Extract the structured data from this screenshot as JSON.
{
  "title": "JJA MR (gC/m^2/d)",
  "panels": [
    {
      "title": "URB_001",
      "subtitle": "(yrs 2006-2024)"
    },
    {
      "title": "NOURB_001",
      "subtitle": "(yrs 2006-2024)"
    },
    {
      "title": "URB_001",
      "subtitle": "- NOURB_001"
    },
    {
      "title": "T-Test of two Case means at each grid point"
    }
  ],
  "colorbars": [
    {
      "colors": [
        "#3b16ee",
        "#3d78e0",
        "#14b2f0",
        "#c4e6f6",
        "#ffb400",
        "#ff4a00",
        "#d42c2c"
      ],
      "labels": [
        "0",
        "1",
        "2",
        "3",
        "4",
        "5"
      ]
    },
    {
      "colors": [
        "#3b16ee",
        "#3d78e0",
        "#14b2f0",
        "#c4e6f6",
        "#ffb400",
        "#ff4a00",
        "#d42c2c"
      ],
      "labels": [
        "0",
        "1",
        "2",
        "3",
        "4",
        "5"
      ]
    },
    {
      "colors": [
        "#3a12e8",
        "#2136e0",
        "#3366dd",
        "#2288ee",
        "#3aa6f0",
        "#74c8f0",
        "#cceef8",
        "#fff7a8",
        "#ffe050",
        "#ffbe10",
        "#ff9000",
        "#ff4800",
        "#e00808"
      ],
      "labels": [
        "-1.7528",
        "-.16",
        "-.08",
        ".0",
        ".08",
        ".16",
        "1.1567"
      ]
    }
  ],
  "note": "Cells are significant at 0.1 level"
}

::::

- **Work to do**
Repeat all of the records above exactly as written.

- **Response to this exercise**
Extract the structured data from this screenshot as JSON.
{
  "title": "JJA MR (gC/m^2/d)",
  "panels": [
    {
      "title": "URB_001",
      "subtitle": "(yrs 2006-2024)"
    },
    {
      "title": "NOURB_001",
      "subtitle": "(yrs 2006-2024)"
    },
    {
      "title": "URB_001",
      "subtitle": "- NOURB_001"
    },
    {
      "title": "T-Test of two Case means at each grid point"
    }
  ],
  "colorbars": [
    {
      "colors": [
        "#3b16ee",
        "#3d78e0",
        "#14b2f0",
        "#c4e6f6",
        "#ffb400",
        "#ff4a00",
        "#d42c2c"
      ],
      "labels": [
        "0",
        "1",
        "2",
        "3",
        "4",
        "5"
      ]
    },
    {
      "colors": [
        "#3b16ee",
        "#3d78e0",
        "#14b2f0",
        "#c4e6f6",
        "#ffb400",
        "#ff4a00",
        "#d42c2c"
      ],
      "labels": [
        "0",
        "1",
        "2",
        "3",
        "4",
        "5"
      ]
    },
    {
      "colors": [
        "#3a12e8",
        "#2136e0",
        "#3366dd",
        "#2288ee",
        "#3aa6f0",
        "#74c8f0",
        "#cceef8",
        "#fff7a8",
        "#ffe050",
        "#ffbe10",
        "#ff9000",
        "#ff4800",
        "#e00808"
      ],
      "labels": [
        "-1.7528",
        "-.16",
        "-.08",
        ".0",
        ".08",
        ".16",
        "1.1567"
      ]
    }
  ],
  "note": "Cells are significant at 0.1 level"
}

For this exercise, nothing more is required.